Extrait du texte
M. DURGA PRASAD BHATTARAI (Népal) a estimé que la Déclaration politique adoptée la semaine dernière devrait donner un nouvel élan à la lutte contre « ce crime immonde » qu’est la traite des personnes.  Les milliers de jeunes des régions rurales du Népal, qui sont à la recherche d’emploi dans les villes et à l’étranger, deviennent des proies faciles pour les trafiquants qui exploitent leur pauvreté et leur ignorance, s’est indigné le représentant.  Le Népal, a-t-il affirmé, essaie de lutter contre les causes de la traite, d’abord par la Constitution qui en a fait un crime et qui garantit des compensations aux victimes.  Le Népal est également très actif dans la coopération régionale, s’agissant en particulier de la traite des femmes et des enfants.  Pour le Népal, la coopération internationale doit d’abord et avant tout porter sur l’élimination des causes de la traite et sur le renforcement des capacités pour contrer la manipulation par les trafiquants des médias sociaux pour attirer leurs proies.  S’agissant de la prévention, les investissements dans l’éducation, en partenariat avec les agences des Nations Unies et les organisations de la société civile, sont essentiels, a conclu le représentant.

Données fournies
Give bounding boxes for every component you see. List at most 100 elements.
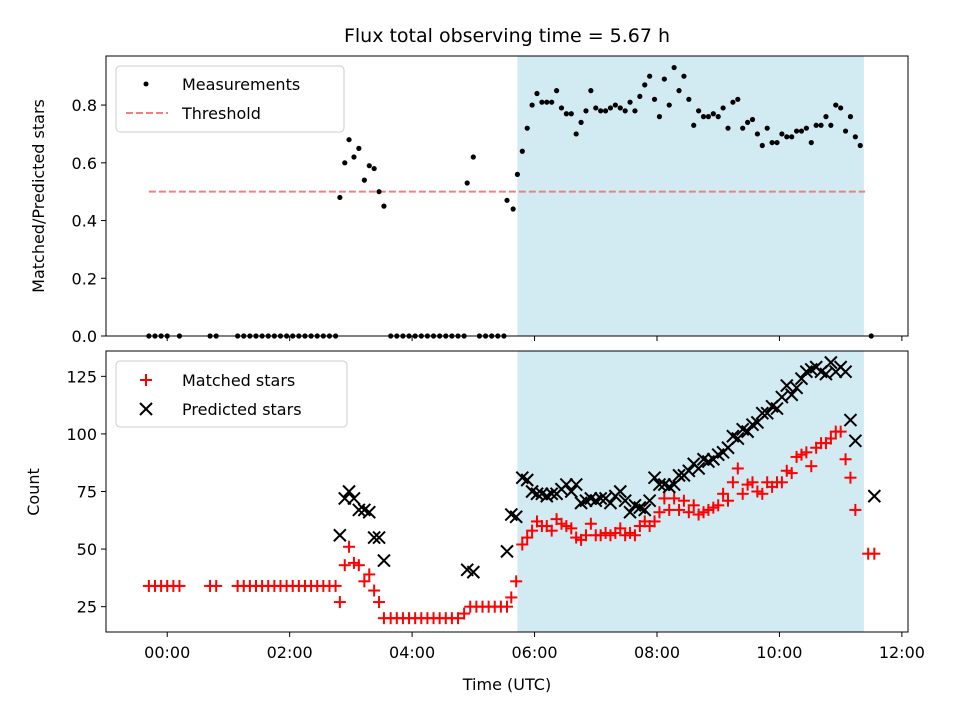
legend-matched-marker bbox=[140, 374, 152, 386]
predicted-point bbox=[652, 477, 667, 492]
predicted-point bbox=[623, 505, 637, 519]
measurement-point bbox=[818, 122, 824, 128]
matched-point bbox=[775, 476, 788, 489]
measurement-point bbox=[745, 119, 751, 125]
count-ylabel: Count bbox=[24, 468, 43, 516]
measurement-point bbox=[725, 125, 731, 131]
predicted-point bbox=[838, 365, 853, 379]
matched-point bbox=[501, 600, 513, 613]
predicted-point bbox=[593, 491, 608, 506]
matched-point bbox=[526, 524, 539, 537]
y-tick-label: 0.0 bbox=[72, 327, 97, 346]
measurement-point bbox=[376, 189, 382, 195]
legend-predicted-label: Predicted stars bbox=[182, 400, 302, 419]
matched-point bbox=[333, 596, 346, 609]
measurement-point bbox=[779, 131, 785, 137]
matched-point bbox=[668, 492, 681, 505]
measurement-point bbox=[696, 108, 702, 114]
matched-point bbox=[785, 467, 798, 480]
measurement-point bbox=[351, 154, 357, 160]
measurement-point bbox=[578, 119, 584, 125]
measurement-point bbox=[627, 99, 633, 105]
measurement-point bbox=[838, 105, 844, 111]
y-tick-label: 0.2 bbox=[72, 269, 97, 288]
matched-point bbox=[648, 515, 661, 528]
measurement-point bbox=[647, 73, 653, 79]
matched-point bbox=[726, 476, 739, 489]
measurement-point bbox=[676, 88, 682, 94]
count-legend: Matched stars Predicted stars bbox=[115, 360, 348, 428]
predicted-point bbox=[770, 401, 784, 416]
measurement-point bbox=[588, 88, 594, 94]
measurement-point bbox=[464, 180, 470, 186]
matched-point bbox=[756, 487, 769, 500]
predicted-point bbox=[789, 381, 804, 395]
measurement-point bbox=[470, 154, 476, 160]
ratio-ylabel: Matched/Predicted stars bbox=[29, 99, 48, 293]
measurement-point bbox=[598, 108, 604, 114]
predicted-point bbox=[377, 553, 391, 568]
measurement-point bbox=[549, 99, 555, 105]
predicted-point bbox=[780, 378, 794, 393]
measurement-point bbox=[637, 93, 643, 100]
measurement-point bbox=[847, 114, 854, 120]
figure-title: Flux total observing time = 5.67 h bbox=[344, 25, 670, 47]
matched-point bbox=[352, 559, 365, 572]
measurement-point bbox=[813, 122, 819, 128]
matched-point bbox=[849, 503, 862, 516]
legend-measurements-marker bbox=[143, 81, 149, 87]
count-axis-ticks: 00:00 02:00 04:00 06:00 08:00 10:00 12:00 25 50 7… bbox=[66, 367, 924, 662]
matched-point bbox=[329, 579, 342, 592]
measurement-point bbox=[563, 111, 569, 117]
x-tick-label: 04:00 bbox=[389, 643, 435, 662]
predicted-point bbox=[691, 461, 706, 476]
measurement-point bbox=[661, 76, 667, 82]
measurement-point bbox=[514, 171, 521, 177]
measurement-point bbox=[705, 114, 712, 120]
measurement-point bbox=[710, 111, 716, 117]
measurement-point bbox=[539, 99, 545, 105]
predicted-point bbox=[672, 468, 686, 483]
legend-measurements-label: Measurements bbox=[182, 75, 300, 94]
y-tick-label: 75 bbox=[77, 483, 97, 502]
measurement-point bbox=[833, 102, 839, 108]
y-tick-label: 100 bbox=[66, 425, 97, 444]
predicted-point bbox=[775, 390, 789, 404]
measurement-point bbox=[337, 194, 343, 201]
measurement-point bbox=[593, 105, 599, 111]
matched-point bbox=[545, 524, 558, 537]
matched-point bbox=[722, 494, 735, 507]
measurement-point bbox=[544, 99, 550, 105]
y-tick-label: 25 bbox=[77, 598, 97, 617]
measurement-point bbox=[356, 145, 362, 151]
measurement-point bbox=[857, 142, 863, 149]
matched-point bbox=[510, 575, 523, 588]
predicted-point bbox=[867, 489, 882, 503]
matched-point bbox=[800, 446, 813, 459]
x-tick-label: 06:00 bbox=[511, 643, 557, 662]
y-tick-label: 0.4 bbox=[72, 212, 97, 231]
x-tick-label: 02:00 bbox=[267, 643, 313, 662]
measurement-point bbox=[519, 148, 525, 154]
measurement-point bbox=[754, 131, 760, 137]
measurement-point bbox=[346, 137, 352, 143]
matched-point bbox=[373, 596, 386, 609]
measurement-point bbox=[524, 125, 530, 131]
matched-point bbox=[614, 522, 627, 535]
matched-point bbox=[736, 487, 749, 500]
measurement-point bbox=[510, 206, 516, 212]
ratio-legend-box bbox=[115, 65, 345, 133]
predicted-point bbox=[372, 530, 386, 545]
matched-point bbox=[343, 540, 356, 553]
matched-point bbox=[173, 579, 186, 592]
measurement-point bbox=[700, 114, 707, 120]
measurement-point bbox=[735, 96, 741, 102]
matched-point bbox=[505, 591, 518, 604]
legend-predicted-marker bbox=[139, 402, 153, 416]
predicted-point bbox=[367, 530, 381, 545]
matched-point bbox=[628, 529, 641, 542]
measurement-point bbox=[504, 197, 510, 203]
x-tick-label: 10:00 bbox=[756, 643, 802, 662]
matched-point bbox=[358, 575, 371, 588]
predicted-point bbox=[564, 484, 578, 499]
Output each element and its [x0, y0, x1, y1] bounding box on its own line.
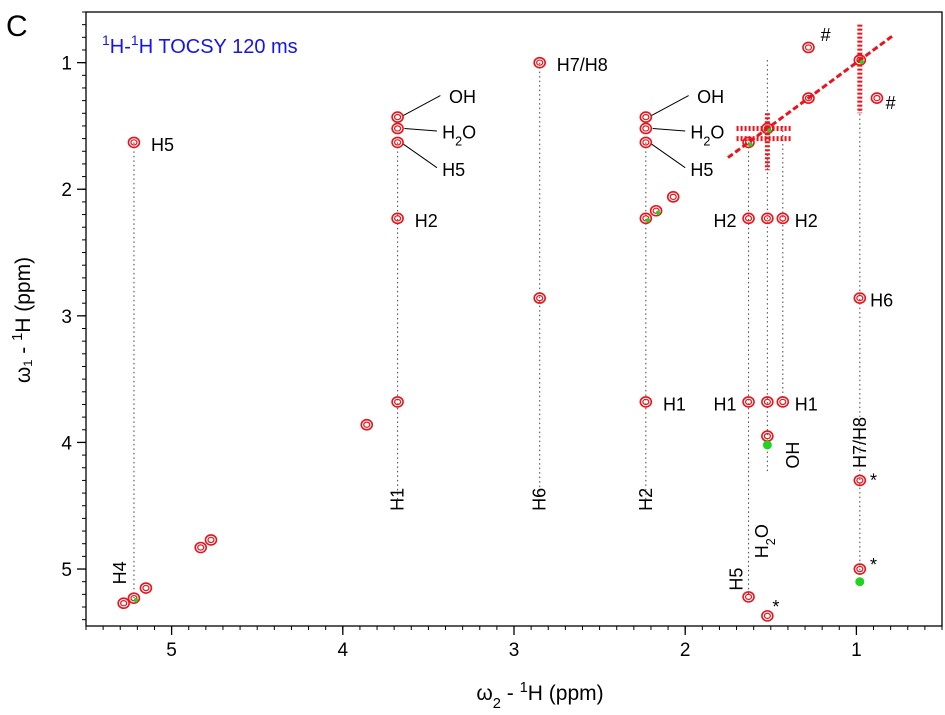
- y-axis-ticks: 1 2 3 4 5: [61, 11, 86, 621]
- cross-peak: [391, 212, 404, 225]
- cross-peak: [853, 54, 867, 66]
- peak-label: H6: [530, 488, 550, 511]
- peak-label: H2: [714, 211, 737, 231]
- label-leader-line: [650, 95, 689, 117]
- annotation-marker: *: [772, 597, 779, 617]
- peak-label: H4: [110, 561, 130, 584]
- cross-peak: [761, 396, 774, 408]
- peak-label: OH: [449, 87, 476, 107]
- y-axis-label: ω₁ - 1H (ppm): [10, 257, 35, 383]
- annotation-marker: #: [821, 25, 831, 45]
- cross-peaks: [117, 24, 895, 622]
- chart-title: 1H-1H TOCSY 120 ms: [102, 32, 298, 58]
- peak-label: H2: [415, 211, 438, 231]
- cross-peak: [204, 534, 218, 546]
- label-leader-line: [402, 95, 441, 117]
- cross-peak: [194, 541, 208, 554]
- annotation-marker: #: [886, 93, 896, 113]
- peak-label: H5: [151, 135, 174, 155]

Tâches
1. D'après l'extrait sur la traite des personnes, par quel instrument le Népal a-t-il érigé la traite en crime ?
2. Recopiez telles quelles les lignes des enregistrements, de la ligne contenant « - y-axis-ticks: 1 2 3 4 5: [61, 11, 86, 621] » jusqu'à la ligne contenant « - annotation-marker: *: [772, 597, 779, 617] », celle-ci comprise.

Réponses ordonnées
1. Par sa Constitution, qui garantit aussi des compensations aux victimes.

2.
- y-axis-ticks: 1 2 3 4 5: [61, 11, 86, 621]
- cross-peak: [391, 212, 404, 225]
- cross-peak: [853, 54, 867, 66]
- peak-label: H6: [530, 488, 550, 511]
- peak-label: H2: [714, 211, 737, 231]
- label-leader-line: [650, 95, 689, 117]
- annotation-marker: *: [772, 597, 779, 617]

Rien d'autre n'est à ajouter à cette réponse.